* [Work instructions]: Copy the rows below word for word, leaving out the pictures.

* [Information shown]:
+++
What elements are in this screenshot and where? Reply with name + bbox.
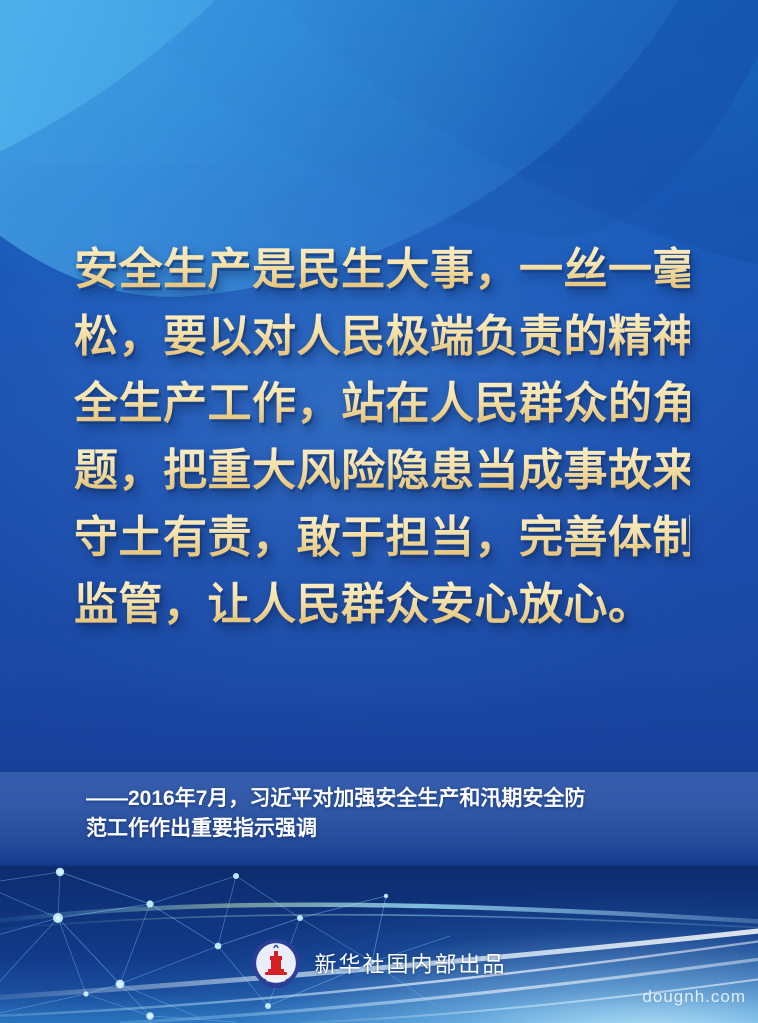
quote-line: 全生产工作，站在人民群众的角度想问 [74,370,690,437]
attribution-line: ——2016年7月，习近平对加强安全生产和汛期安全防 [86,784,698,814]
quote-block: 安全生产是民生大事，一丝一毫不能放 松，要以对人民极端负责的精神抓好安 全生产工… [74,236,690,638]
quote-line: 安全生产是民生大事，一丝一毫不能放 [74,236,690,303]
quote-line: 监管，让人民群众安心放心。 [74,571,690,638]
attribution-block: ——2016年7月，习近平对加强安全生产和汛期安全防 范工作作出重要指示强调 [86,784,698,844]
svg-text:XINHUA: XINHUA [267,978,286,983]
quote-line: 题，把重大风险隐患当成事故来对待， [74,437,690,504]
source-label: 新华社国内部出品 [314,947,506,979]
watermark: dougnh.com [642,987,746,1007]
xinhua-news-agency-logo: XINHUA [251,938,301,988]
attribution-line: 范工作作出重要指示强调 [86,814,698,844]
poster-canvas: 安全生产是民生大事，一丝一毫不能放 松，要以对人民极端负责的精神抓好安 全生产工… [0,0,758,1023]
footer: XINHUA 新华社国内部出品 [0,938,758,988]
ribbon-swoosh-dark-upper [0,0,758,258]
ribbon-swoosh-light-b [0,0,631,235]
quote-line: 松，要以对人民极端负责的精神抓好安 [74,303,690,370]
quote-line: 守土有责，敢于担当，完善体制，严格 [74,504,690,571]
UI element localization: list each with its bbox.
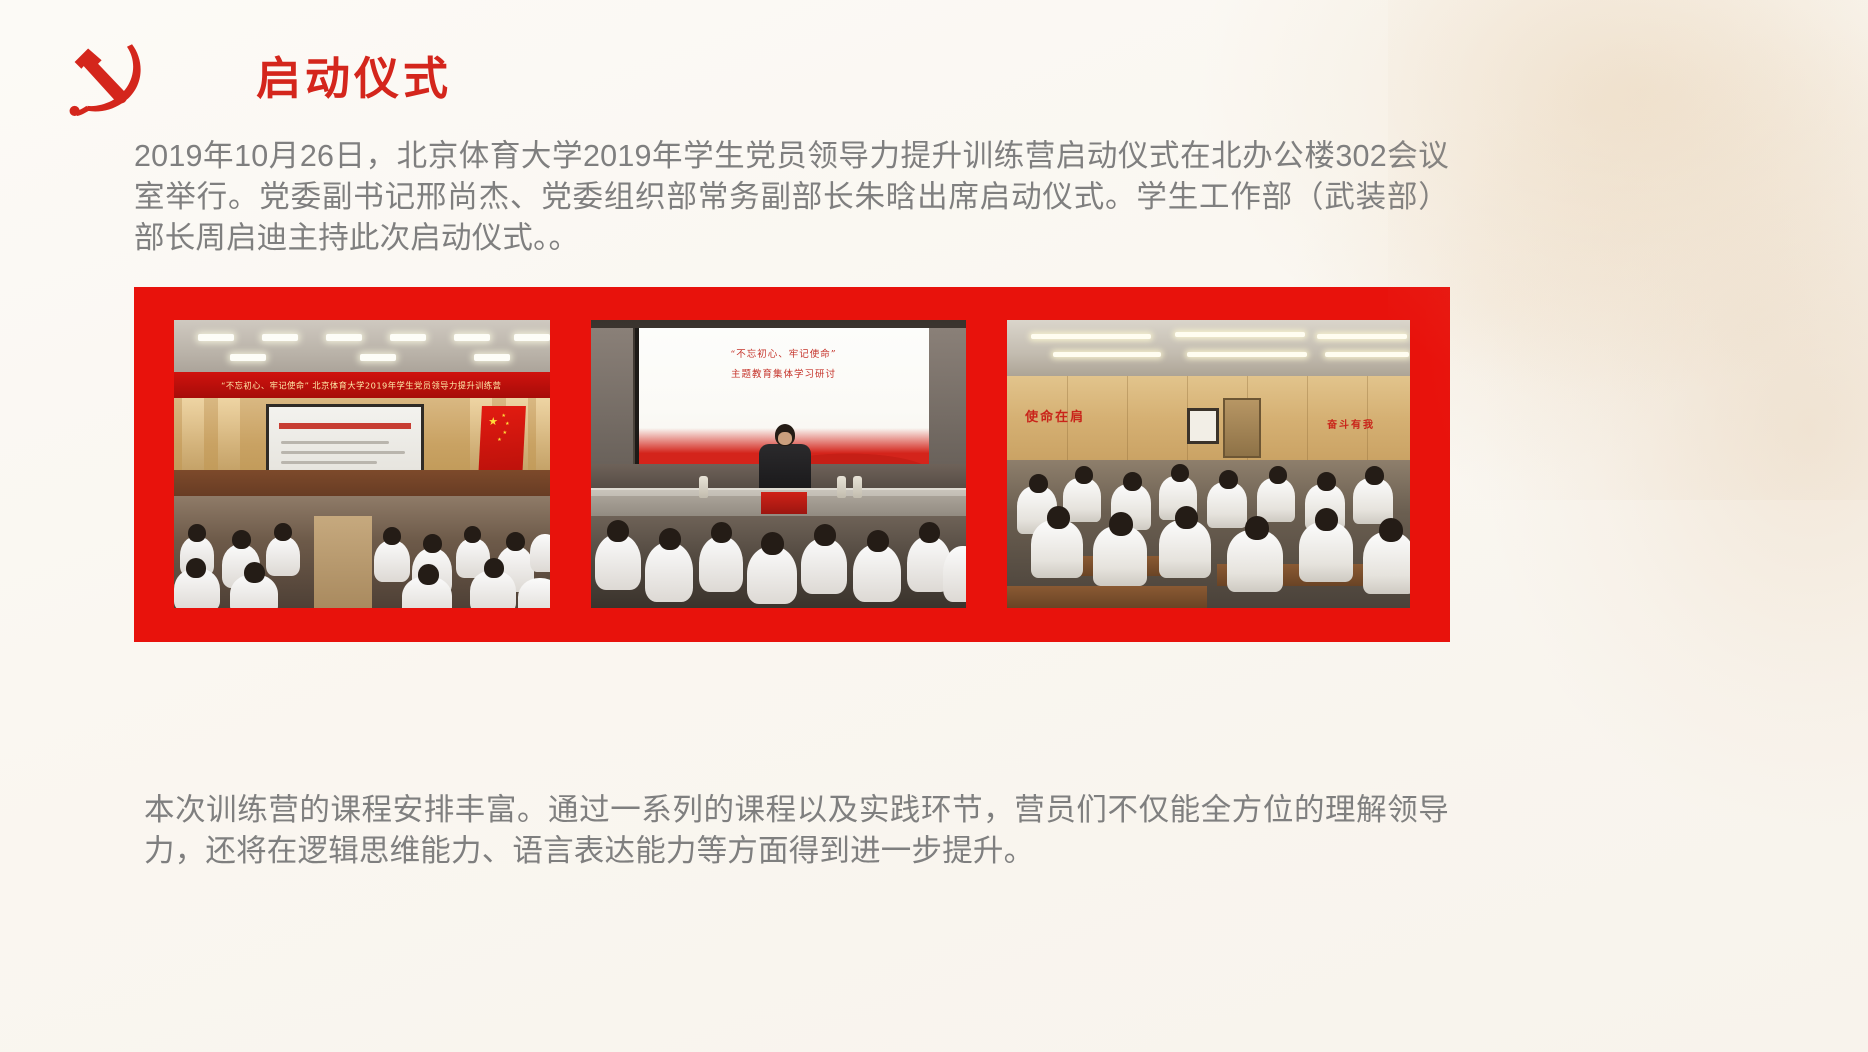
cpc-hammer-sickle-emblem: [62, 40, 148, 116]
+++
* [Expected answer]:
What elements are in this screenshot and where? Reply with name + bbox.
quote-line: 全生产工作，站在人民群众的角度想问 [74,370,690,437]
attribution-line: ——2016年7月，习近平对加强安全生产和汛期安全防 [86,784,698,814]
quote-block: 安全生产是民生大事，一丝一毫不能放 松，要以对人民极端负责的精神抓好安 全生产工… [74,236,690,638]
quote-line: 安全生产是民生大事，一丝一毫不能放 [74,236,690,303]
quote-line: 监管，让人民群众安心放心。 [74,571,690,638]
attribution-block: ——2016年7月，习近平对加强安全生产和汛期安全防 范工作作出重要指示强调 [86,784,698,844]
svg-text:XINHUA: XINHUA [267,978,286,983]
quote-line: 题，把重大风险隐患当成事故来对待， [74,437,690,504]
source-label: 新华社国内部出品 [314,947,506,979]
watermark: dougnh.com [642,987,746,1007]
xinhua-news-agency-logo: XINHUA [251,938,301,988]
attribution-line: 范工作作出重要指示强调 [86,814,698,844]
poster-canvas: 安全生产是民生大事，一丝一毫不能放 松，要以对人民极端负责的精神抓好安 全生产工… [0,0,758,1023]
footer: XINHUA 新华社国内部出品 [0,938,758,988]
ribbon-swoosh-dark-upper [0,0,758,258]
ribbon-swoosh-light-b [0,0,631,235]
quote-line: 松，要以对人民极端负责的精神抓好安 [74,303,690,370]
quote-line: 守土有责，敢于担当，完善体制，严格 [74,504,690,571]
UI element localization: list each with its bbox.
cpc-hammer-sickle-emblem: [62, 40, 148, 116]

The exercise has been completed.